| TASK DETAILS |
Reproduce the records below exactly, leaving out any pictures.

| Part of a data file |
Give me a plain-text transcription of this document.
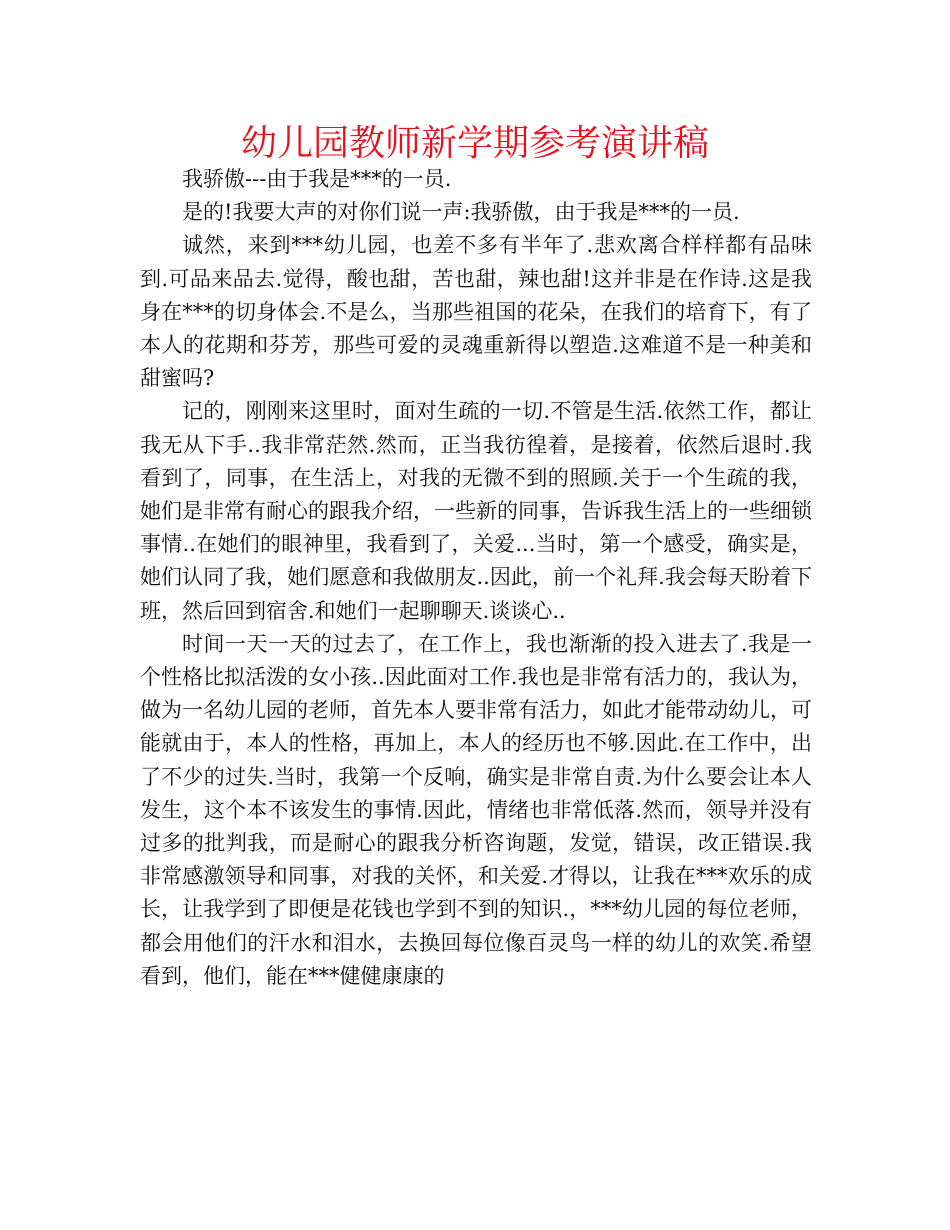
幼儿园教师新学期参考演讲稿

我骄傲---由于我是***的一员.

是的!我要大声的对你们说一声:我骄傲，由于我是***的一员.

诚然，来到***幼儿园，也差不多有半年了.悲欢离合样样都有品味到.可品来品去.觉得，酸也甜，苦也甜，辣也甜!这并非是在作诗.这是我身在***的切身体会.不是么，当那些祖国的花朵，在我们的培育下，有了本人的花期和芬芳，那些可爱的灵魂重新得以塑造.这难道不是一种美和甜蜜吗?

记的，刚刚来这里时，面对生疏的一切.不管是生活.依然工作，都让我无从下手..我非常茫然.然而，正当我彷徨着，是接着，依然后退时.我看到了，同事，在生活上，对我的无微不到的照顾.关于一个生疏的我，她们是非常有耐心的跟我介绍，一些新的同事，告诉我生活上的一些细锁事情..在她们的眼神里，我看到了，关爱...当时，第一个感受，确实是，她们认同了我，她们愿意和我做朋友..因此，前一个礼拜.我会每天盼着下班，然后回到宿舍.和她们一起聊聊天.谈谈心..

时间一天一天的过去了，在工作上，我也渐渐的投入进去了.我是一个性格比拟活泼的女小孩..因此面对工作.我也是非常有活力的，我认为，做为一名幼儿园的老师，首先本人要非常有活力，如此才能带动幼儿，可能就由于，本人的性格，再加上，本人的经历也不够.因此.在工作中，出了不少的过失.当时，我第一个反响，确实是非常自责.为什么要会让本人发生，这个本不该发生的事情.因此，情绪也非常低落.然而，领导并没有过多的批判我，而是耐心的跟我分析咨询题，发觉，错误，改正错误.我非常感激领导和同事，对我的关怀，和关爱.才得以，让我在***欢乐的成长，让我学到了即便是花钱也学到不到的知识.，***幼儿园的每位老师，都会用他们的汗水和泪水，去换回每位像百灵鸟一样的幼儿的欢笑.希望看到，他们，能在***健健康康的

| ANSWER FOR THE TASK |
Give me a plain-text transcription of this document.
幼儿园教师新学期参考演讲稿

我骄傲---由于我是***的一员.

是的!我要大声的对你们说一声:我骄傲，由于我是***的一员.

诚然，来到***幼儿园，也差不多有半年了.悲欢离合样样都有品味到.可品来品去.觉得，酸也甜，苦也甜，辣也甜!这并非是在作诗.这是我身在***的切身体会.不是么，当那些祖国的花朵，在我们的培育下，有了本人的花期和芬芳，那些可爱的灵魂重新得以塑造.这难道不是一种美和甜蜜吗?

记的，刚刚来这里时，面对生疏的一切.不管是生活.依然工作，都让我无从下手..我非常茫然.然而，正当我彷徨着，是接着，依然后退时.我看到了，同事，在生活上，对我的无微不到的照顾.关于一个生疏的我，她们是非常有耐心的跟我介绍，一些新的同事，告诉我生活上的一些细锁事情..在她们的眼神里，我看到了，关爱...当时，第一个感受，确实是，她们认同了我，她们愿意和我做朋友..因此，前一个礼拜.我会每天盼着下班，然后回到宿舍.和她们一起聊聊天.谈谈心..

时间一天一天的过去了，在工作上，我也渐渐的投入进去了.我是一个性格比拟活泼的女小孩..因此面对工作.我也是非常有活力的，我认为，做为一名幼儿园的老师，首先本人要非常有活力，如此才能带动幼儿，可能就由于，本人的性格，再加上，本人的经历也不够.因此.在工作中，出了不少的过失.当时，我第一个反响，确实是非常自责.为什么要会让本人发生，这个本不该发生的事情.因此，情绪也非常低落.然而，领导并没有过多的批判我，而是耐心的跟我分析咨询题，发觉，错误，改正错误.我非常感激领导和同事，对我的关怀，和关爱.才得以，让我在***欢乐的成长，让我学到了即便是花钱也学到不到的知识.，***幼儿园的每位老师，都会用他们的汗水和泪水，去换回每位像百灵鸟一样的幼儿的欢笑.希望看到，他们，能在***健健康康的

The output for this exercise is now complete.